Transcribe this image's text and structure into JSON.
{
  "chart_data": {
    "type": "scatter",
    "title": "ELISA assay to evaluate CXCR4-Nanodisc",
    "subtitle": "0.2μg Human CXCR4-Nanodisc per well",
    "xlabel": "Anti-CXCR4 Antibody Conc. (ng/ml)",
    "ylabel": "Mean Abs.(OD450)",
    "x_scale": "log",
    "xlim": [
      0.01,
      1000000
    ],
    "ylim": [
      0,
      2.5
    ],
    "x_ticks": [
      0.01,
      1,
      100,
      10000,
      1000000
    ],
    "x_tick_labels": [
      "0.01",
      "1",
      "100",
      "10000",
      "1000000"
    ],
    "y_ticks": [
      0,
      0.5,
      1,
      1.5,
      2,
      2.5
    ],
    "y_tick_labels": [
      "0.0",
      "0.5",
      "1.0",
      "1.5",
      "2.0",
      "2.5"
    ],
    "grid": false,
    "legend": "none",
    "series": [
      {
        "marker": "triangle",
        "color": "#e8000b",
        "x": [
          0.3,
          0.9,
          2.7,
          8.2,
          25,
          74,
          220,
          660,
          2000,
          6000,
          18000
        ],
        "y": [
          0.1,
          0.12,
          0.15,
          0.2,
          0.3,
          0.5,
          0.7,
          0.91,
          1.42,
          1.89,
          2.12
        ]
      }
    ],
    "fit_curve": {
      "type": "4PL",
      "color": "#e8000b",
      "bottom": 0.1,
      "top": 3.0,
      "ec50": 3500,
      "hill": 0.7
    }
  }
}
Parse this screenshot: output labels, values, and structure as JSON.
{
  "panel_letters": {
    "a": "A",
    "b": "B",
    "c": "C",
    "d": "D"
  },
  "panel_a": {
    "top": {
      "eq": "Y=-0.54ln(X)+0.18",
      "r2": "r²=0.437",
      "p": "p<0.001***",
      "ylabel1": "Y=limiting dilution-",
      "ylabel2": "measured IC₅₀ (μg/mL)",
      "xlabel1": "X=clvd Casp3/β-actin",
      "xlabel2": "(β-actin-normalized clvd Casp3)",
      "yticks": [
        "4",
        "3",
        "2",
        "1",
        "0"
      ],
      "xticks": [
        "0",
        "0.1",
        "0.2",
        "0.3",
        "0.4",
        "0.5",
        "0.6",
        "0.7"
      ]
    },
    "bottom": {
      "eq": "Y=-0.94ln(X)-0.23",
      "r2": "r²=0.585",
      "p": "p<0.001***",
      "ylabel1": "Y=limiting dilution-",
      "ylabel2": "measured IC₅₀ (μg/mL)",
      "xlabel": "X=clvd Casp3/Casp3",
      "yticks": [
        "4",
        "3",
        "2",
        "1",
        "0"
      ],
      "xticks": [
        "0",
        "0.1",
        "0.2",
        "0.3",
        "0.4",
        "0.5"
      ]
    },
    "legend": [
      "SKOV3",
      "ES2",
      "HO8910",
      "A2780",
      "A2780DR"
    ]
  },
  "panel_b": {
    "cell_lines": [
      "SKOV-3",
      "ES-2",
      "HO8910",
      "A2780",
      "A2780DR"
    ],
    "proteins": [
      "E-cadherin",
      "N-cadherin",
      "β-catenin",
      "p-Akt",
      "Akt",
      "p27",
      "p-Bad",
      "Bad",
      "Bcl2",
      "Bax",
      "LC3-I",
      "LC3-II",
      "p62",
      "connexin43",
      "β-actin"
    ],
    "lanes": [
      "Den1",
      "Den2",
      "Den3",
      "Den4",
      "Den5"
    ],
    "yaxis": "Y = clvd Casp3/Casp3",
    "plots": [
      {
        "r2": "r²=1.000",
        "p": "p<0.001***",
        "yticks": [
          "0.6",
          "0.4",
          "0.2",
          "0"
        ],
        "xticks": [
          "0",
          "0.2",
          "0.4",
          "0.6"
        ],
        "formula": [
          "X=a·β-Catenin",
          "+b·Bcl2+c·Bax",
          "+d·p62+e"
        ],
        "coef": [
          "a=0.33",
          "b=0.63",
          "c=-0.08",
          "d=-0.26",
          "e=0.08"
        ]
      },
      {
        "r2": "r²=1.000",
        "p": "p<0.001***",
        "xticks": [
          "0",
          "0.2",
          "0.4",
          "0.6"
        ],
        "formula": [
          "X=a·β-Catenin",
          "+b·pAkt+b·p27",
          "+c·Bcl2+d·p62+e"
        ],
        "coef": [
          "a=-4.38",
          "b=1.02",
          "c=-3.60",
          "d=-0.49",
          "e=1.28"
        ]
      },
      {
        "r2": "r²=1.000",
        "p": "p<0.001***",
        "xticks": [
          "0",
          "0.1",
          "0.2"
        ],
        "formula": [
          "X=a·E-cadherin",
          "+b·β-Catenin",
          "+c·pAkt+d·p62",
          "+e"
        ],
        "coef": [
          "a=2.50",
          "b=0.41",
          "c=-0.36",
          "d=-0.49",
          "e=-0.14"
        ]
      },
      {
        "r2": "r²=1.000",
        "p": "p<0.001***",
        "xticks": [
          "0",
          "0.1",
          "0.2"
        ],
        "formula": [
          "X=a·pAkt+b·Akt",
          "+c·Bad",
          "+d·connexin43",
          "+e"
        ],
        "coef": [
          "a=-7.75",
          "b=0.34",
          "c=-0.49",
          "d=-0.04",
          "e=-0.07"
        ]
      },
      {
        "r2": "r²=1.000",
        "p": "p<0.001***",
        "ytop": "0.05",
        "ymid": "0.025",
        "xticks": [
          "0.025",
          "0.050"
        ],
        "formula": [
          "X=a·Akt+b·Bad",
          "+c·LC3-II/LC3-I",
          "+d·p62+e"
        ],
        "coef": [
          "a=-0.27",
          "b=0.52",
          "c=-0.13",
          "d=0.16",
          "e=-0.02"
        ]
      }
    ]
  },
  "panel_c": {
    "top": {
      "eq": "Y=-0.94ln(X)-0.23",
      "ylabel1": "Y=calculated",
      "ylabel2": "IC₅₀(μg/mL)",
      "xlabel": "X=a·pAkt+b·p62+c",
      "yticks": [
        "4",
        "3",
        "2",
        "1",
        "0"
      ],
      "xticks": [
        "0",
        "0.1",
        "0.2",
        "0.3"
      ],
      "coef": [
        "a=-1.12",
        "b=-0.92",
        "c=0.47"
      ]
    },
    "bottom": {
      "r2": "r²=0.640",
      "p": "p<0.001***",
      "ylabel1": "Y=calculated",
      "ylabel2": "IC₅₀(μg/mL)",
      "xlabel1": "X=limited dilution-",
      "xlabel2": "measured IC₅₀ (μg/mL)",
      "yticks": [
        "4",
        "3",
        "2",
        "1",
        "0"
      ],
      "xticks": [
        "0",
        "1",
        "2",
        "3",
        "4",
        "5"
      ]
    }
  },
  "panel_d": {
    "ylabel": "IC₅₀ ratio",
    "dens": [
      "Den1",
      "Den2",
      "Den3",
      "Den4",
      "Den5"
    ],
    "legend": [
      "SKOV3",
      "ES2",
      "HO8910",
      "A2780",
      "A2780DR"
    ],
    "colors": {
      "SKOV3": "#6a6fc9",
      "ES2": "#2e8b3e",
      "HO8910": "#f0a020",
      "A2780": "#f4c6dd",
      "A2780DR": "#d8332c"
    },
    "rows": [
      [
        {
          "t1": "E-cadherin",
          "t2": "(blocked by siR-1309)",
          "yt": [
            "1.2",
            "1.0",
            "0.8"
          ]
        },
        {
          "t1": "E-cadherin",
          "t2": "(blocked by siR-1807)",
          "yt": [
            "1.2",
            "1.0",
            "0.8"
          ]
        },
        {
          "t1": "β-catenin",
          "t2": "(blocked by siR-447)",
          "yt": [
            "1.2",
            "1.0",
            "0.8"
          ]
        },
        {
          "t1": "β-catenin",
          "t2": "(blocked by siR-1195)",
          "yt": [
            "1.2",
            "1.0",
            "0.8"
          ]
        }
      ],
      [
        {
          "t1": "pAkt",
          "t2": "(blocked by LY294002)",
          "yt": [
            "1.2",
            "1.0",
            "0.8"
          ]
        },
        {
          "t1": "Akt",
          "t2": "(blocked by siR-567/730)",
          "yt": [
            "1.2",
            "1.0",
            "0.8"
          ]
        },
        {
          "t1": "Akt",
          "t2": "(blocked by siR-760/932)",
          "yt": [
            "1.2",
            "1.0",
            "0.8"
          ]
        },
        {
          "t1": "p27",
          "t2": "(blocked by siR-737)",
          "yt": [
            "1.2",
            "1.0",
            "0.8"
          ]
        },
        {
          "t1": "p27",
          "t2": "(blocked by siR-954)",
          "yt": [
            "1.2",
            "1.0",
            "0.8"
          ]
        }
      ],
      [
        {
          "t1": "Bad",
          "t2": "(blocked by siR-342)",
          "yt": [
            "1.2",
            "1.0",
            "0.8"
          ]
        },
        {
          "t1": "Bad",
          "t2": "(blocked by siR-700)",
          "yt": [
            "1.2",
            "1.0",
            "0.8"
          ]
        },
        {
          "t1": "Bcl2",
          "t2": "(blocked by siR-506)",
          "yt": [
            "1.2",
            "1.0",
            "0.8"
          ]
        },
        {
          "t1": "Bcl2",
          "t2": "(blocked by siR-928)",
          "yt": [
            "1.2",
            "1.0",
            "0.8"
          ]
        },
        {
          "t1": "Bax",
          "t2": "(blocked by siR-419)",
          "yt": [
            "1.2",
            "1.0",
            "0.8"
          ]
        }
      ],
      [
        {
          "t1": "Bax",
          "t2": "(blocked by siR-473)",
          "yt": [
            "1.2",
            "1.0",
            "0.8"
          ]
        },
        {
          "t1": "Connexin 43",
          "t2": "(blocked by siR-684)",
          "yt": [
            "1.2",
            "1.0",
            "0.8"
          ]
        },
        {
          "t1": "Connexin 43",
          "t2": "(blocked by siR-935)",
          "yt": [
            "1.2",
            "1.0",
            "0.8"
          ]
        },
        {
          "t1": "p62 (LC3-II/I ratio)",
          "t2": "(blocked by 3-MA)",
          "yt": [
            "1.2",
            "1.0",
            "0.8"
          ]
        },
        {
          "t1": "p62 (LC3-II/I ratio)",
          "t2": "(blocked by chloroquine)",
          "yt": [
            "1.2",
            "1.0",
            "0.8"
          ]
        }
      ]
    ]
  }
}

**Instructions for the task**
For the records above, state the number of lines that contain "clvd", and provide nothing further.

**Answer box**
4